(What the exercise asks):
Keep the images out and copy every entry below exactly.

(Recorded data):
----
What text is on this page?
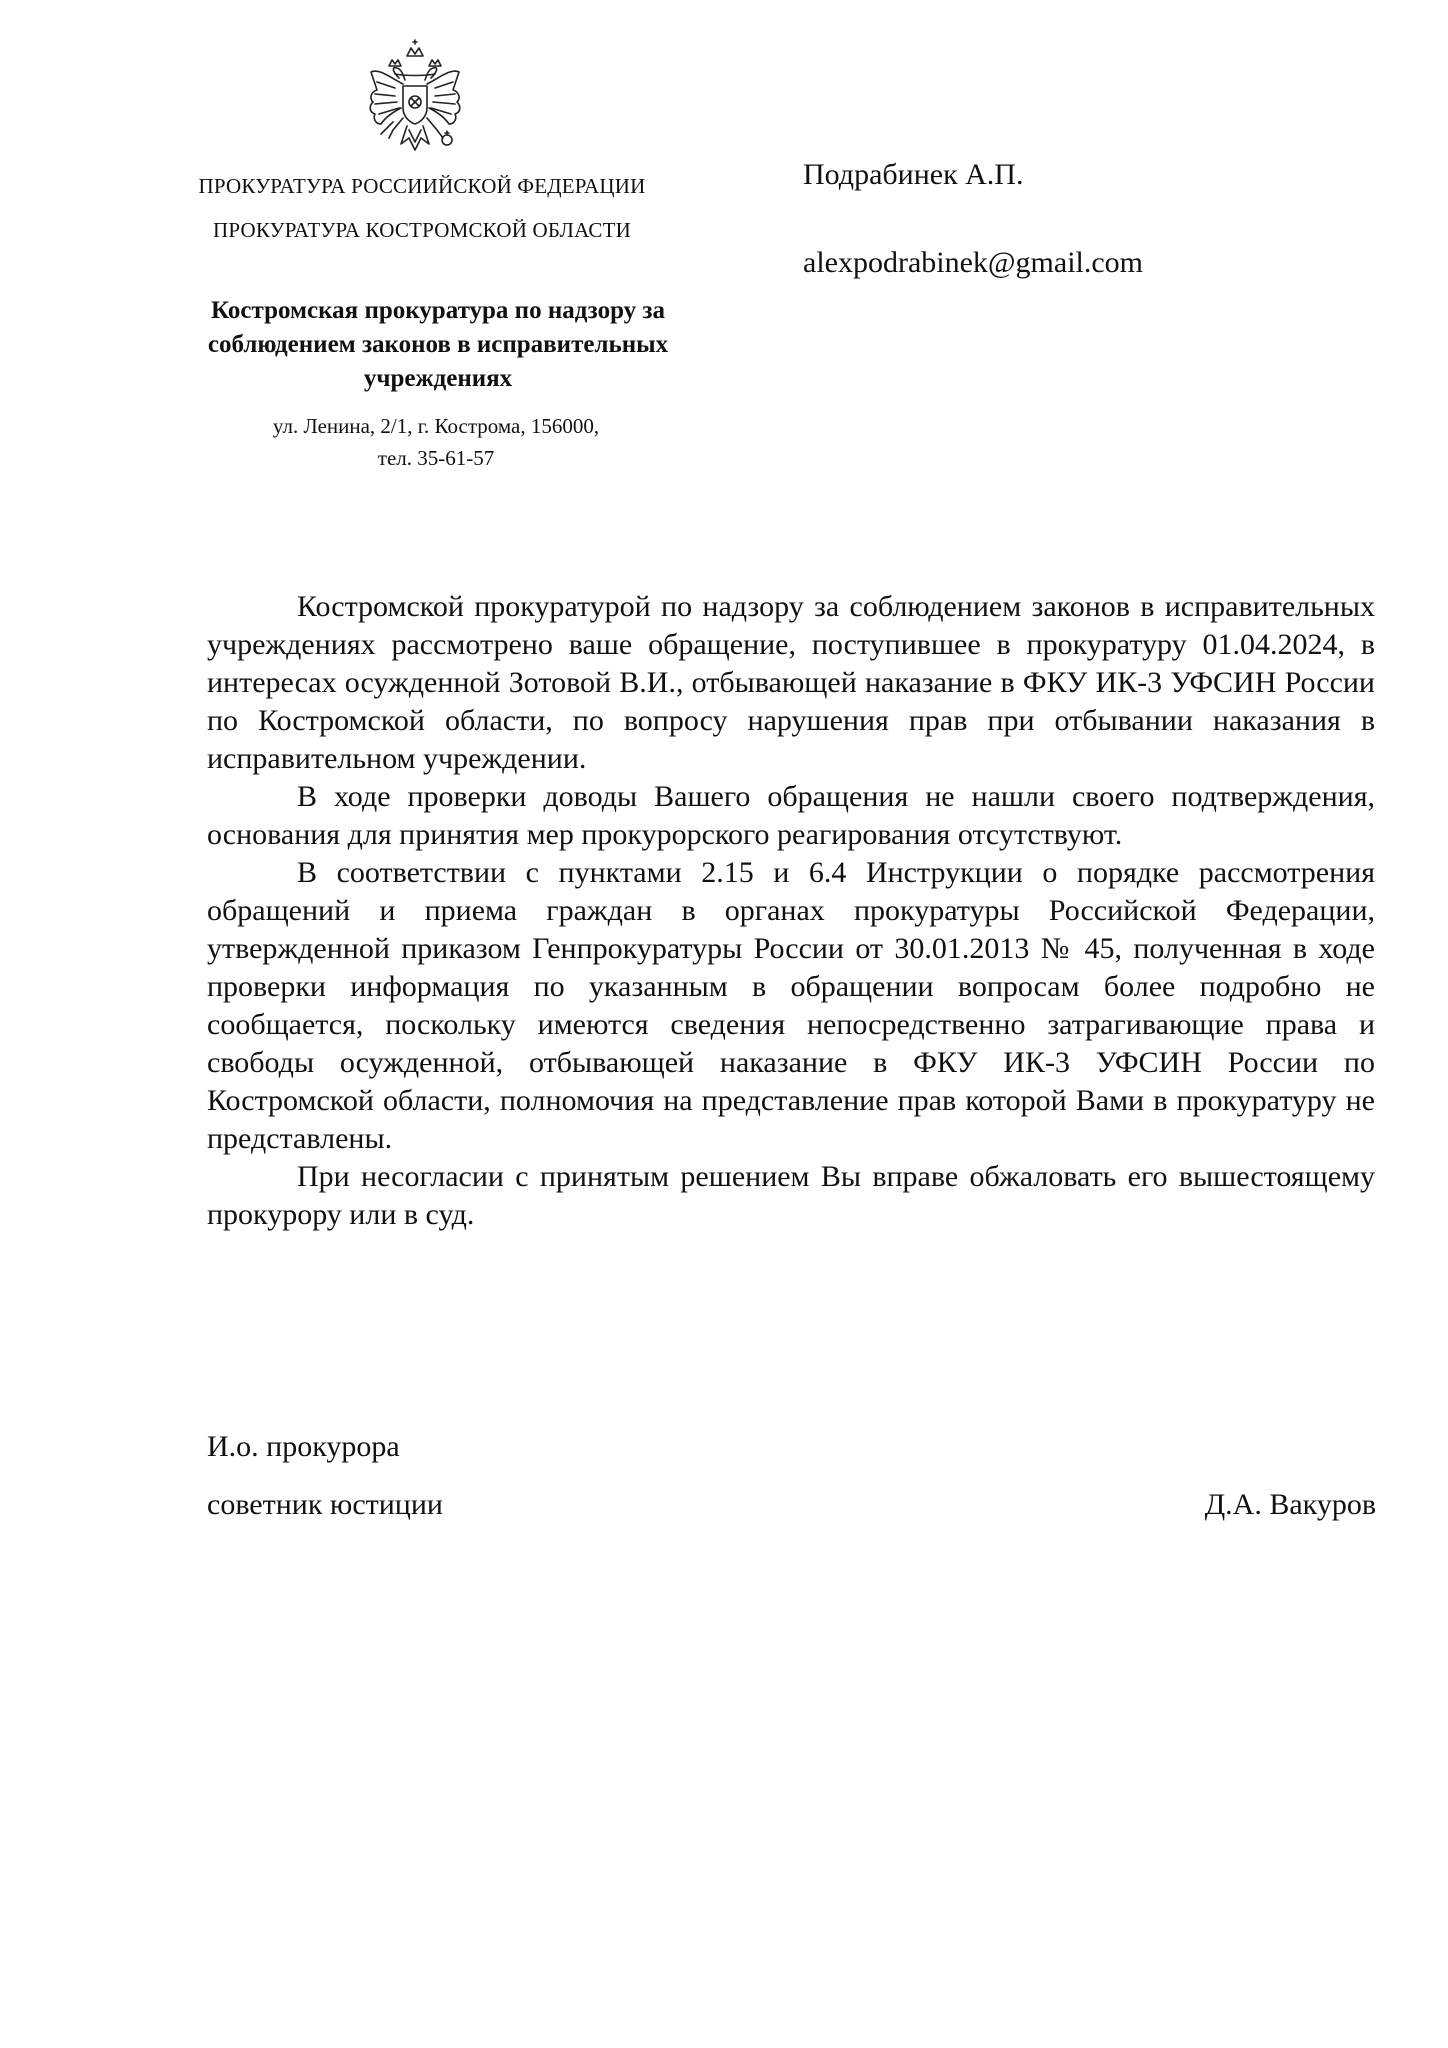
ПРОКУРАТУРА РОССИИЙСКОЙ ФЕДЕРАЦИИ
ПРОКУРАТУРА КОСТРОМСКОЙ ОБЛАСТИ
Костромская прокуратура по надзору за соблюдением законов в исправительных учреждениях
ул. Ленина, 2/1, г. Кострома, 156000,
тел. 35-61-57
Подрабинек А.П.
alexpodrabinek@gmail.com

Костромской прокуратурой по надзору за соблюдением законов в исправительных учреждениях рассмотрено ваше обращение, поступившее в прокуратуру 01.04.2024, в интересах осужденной Зотовой В.И., отбывающей наказание в ФКУ ИК-3 УФСИН России по Костромской области, по вопросу нарушения прав при отбывании наказания в исправительном учреждении.

В ходе проверки доводы Вашего обращения не нашли своего подтверждения, основания для принятия мер прокурорского реагирования отсутствуют.

В соответствии с пунктами 2.15 и 6.4 Инструкции о порядке рассмотрения обращений и приема граждан в органах прокуратуры Российской Федерации, утвержденной приказом Генпрокуратуры России от 30.01.2013 № 45, полученная в ходе проверки информация по указанным в обращении вопросам более подробно не сообщается, поскольку имеются сведения непосредственно затрагивающие права и свободы осужденной, отбывающей наказание в ФКУ ИК-3 УФСИН России по Костромской области, полномочия на представление прав которой Вами в прокуратуру не представлены.

При несогласии с принятым решением Вы вправе обжаловать его вышестоящему прокурору или в суд.

И.о. прокурора
советник юстиции	Д.А. Вакуров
----
(Response):
What text is on this page?
ПРОКУРАТУРА РОССИИЙСКОЙ ФЕДЕРАЦИИ
ПРОКУРАТУРА КОСТРОМСКОЙ ОБЛАСТИ
Костромская прокуратура по надзору за соблюдением законов в исправительных учреждениях
ул. Ленина, 2/1, г. Кострома, 156000,
тел. 35-61-57
Подрабинек А.П.
alexpodrabinek@gmail.com

Костромской прокуратурой по надзору за соблюдением законов в исправительных учреждениях рассмотрено ваше обращение, поступившее в прокуратуру 01.04.2024, в интересах осужденной Зотовой В.И., отбывающей наказание в ФКУ ИК-3 УФСИН России по Костромской области, по вопросу нарушения прав при отбывании наказания в исправительном учреждении.

В ходе проверки доводы Вашего обращения не нашли своего подтверждения, основания для принятия мер прокурорского реагирования отсутствуют.

В соответствии с пунктами 2.15 и 6.4 Инструкции о порядке рассмотрения обращений и приема граждан в органах прокуратуры Российской Федерации, утвержденной приказом Генпрокуратуры России от 30.01.2013 № 45, полученная в ходе проверки информация по указанным в обращении вопросам более подробно не сообщается, поскольку имеются сведения непосредственно затрагивающие права и свободы осужденной, отбывающей наказание в ФКУ ИК-3 УФСИН России по Костромской области, полномочия на представление прав которой Вами в прокуратуру не представлены.

При несогласии с принятым решением Вы вправе обжаловать его вышестоящему прокурору или в суд.

И.о. прокурора
советник юстиции	Д.А. Вакуров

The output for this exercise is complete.